** START GIVEN RECORDS **

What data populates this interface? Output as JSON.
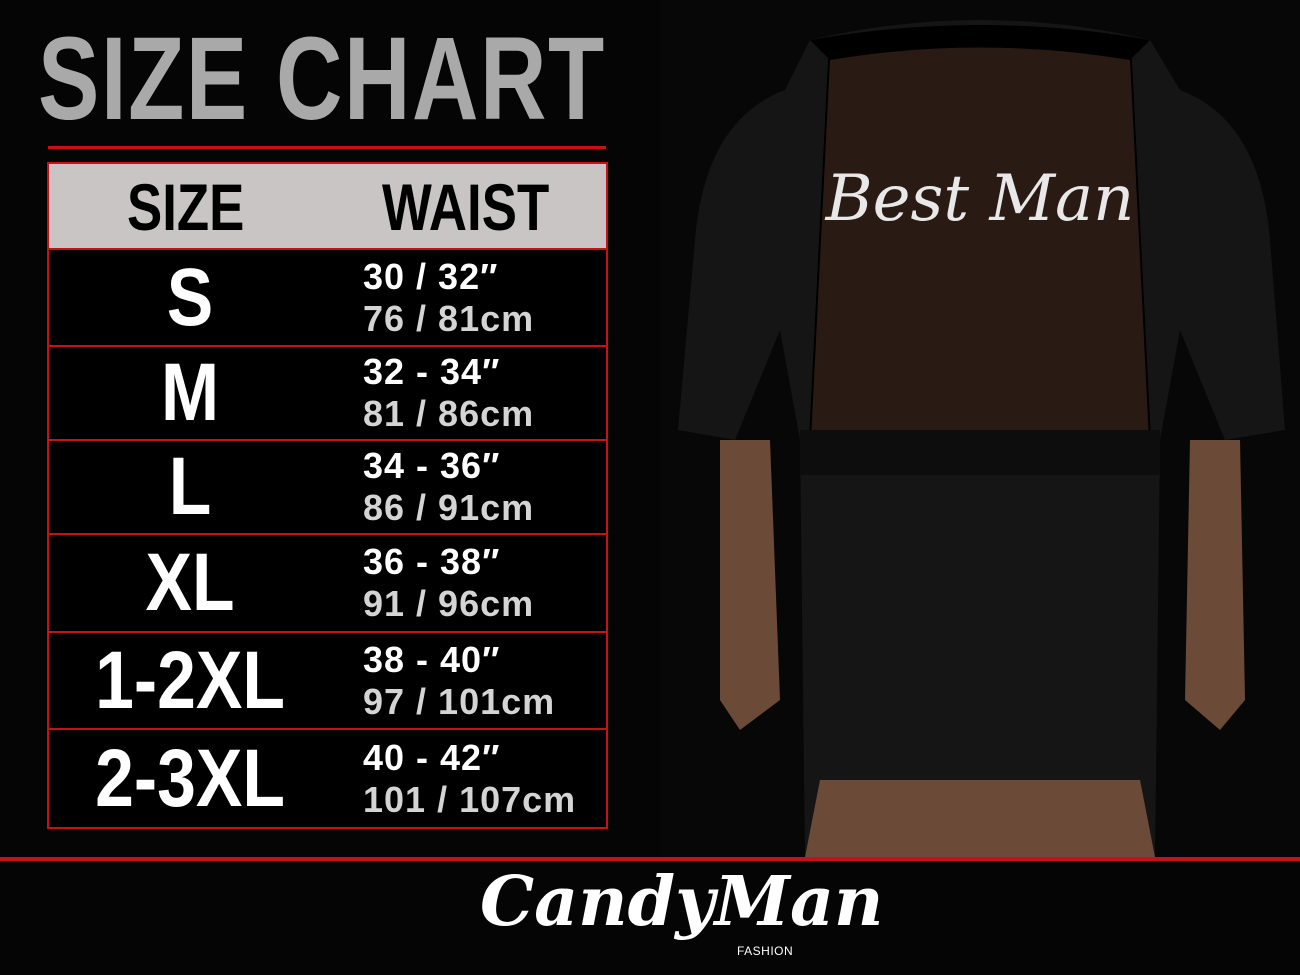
{
  "title": "SIZE CHART",
  "table": {
    "headers": [
      "SIZE",
      "WAIST"
    ],
    "rows": [
      {
        "size": "S",
        "inches": "30 / 32″",
        "cm": "76 / 81cm"
      },
      {
        "size": "M",
        "inches": "32 - 34″",
        "cm": "81 / 86cm"
      },
      {
        "size": "L",
        "inches": "34 - 36″",
        "cm": "86 / 91cm"
      },
      {
        "size": "XL",
        "inches": "36 - 38″",
        "cm": "91 / 96cm"
      },
      {
        "size": "1-2XL",
        "inches": "38 - 40″",
        "cm": "97 / 101cm"
      },
      {
        "size": "2-3XL",
        "inches": "40 - 42″",
        "cm": "101 / 107cm"
      }
    ]
  },
  "photo": {
    "garment_text": "Best Man"
  },
  "brand": {
    "name": "CandyMan",
    "sub": "FASHION"
  },
  "colors": {
    "accent": "#c8101a",
    "title": "#a9a9a9",
    "header_bg": "#c9c5c5",
    "background": "#050505"
  }
}
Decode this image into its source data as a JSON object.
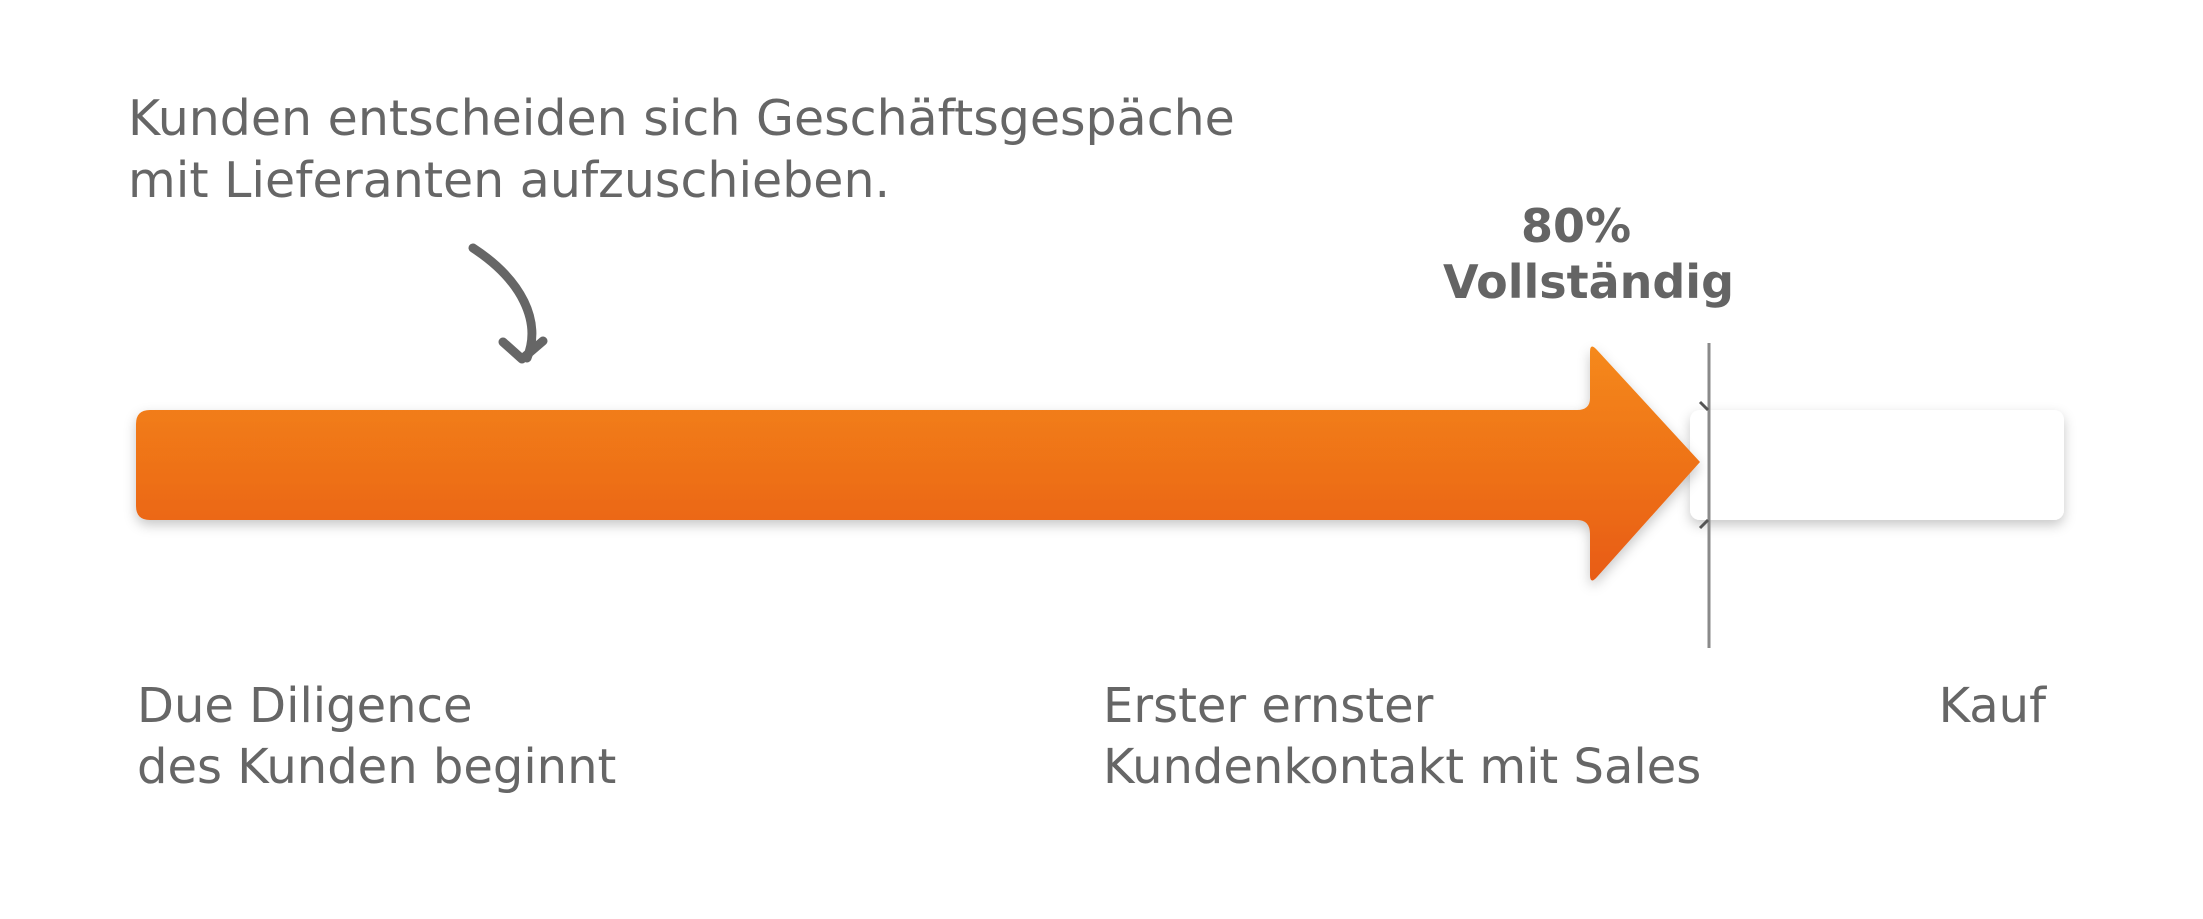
{
  "annotation": {
    "line1": "Kunden entscheiden sich Geschäftsgespäche",
    "line2": "mit Lieferanten aufzuschieben."
  },
  "progress": {
    "percent_label": "80%",
    "status_label": "Vollständig",
    "value_percent": 80
  },
  "stages": [
    {
      "line1": "Due Diligence",
      "line2": "des Kunden beginnt"
    },
    {
      "line1": "Erster ernster",
      "line2": "Kundenkontakt mit Sales"
    },
    {
      "line1": "Kauf"
    }
  ],
  "colors": {
    "arrow_top": "#F5891A",
    "arrow_bottom": "#E85C18",
    "text": "#666666",
    "remaining_bar": "#FFFFFF"
  }
}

** END GIVEN RECORDS **

REQUIREMENT: Copy out each line of the material that holds the word "data".

WRITTEN ANSWER:
What data populates this interface? Output as JSON.
Decode this image into its source data as a JSON object.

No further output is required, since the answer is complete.